EXERCISE OBJECTIVE:
Every line below should be repeated exactly.

MATERIAL TO PROCESS:

-=-=-=-=-

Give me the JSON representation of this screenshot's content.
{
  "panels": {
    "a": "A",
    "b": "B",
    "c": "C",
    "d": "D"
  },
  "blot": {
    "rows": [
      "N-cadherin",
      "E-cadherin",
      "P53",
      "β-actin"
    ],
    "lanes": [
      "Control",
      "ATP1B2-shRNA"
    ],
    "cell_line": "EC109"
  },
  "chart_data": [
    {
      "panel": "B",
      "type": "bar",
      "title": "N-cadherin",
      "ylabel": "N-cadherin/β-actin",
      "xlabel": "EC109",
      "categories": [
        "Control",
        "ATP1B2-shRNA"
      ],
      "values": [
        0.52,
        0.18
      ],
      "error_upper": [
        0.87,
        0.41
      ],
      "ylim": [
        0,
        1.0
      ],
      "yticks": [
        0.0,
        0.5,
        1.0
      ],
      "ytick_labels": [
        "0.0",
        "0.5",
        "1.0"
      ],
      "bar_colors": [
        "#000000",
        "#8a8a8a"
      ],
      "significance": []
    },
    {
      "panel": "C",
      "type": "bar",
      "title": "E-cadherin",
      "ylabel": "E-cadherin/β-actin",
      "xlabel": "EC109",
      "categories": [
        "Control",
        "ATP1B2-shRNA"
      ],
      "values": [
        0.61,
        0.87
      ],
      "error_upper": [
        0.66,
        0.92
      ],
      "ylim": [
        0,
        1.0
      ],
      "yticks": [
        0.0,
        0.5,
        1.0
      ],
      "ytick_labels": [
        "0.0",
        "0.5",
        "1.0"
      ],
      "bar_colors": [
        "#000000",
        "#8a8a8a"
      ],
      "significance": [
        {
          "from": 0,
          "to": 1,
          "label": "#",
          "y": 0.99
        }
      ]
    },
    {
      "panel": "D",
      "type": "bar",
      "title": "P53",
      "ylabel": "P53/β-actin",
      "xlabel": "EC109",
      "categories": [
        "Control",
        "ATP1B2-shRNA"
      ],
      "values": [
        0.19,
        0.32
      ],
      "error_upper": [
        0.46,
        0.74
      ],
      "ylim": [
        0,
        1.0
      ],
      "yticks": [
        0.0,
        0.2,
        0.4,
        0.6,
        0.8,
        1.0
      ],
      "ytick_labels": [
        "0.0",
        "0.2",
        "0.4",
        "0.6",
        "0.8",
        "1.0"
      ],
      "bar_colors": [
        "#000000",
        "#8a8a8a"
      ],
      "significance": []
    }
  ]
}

-=-=-=-=-

RIGHT ANSWER:
Give me the JSON representation of this screenshot's content.
{
  "panels": {
    "a": "A",
    "b": "B",
    "c": "C",
    "d": "D"
  },
  "blot": {
    "rows": [
      "N-cadherin",
      "E-cadherin",
      "P53",
      "β-actin"
    ],
    "lanes": [
      "Control",
      "ATP1B2-shRNA"
    ],
    "cell_line": "EC109"
  },
  "chart_data": [
    {
      "panel": "B",
      "type": "bar",
      "title": "N-cadherin",
      "ylabel": "N-cadherin/β-actin",
      "xlabel": "EC109",
      "categories": [
        "Control",
        "ATP1B2-shRNA"
      ],
      "values": [
        0.52,
        0.18
      ],
      "error_upper": [
        0.87,
        0.41
      ],
      "ylim": [
        0,
        1.0
      ],
      "yticks": [
        0.0,
        0.5,
        1.0
      ],
      "ytick_labels": [
        "0.0",
        "0.5",
        "1.0"
      ],
      "bar_colors": [
        "#000000",
        "#8a8a8a"
      ],
      "significance": []
    },
    {
      "panel": "C",
      "type": "bar",
      "title": "E-cadherin",
      "ylabel": "E-cadherin/β-actin",
      "xlabel": "EC109",
      "categories": [
        "Control",
        "ATP1B2-shRNA"
      ],
      "values": [
        0.61,
        0.87
      ],
      "error_upper": [
        0.66,
        0.92
      ],
      "ylim": [
        0,
        1.0
      ],
      "yticks": [
        0.0,
        0.5,
        1.0
      ],
      "ytick_labels": [
        "0.0",
        "0.5",
        "1.0"
      ],
      "bar_colors": [
        "#000000",
        "#8a8a8a"
      ],
      "significance": [
        {
          "from": 0,
          "to": 1,
          "label": "#",
          "y": 0.99
        }
      ]
    },
    {
      "panel": "D",
      "type": "bar",
      "title": "P53",
      "ylabel": "P53/β-actin",
      "xlabel": "EC109",
      "categories": [
        "Control",
        "ATP1B2-shRNA"
      ],
      "values": [
        0.19,
        0.32
      ],
      "error_upper": [
        0.46,
        0.74
      ],
      "ylim": [
        0,
        1.0
      ],
      "yticks": [
        0.0,
        0.2,
        0.4,
        0.6,
        0.8,
        1.0
      ],
      "ytick_labels": [
        "0.0",
        "0.2",
        "0.4",
        "0.6",
        "0.8",
        "1.0"
      ],
      "bar_colors": [
        "#000000",
        "#8a8a8a"
      ],
      "significance": []
    }
  ]
}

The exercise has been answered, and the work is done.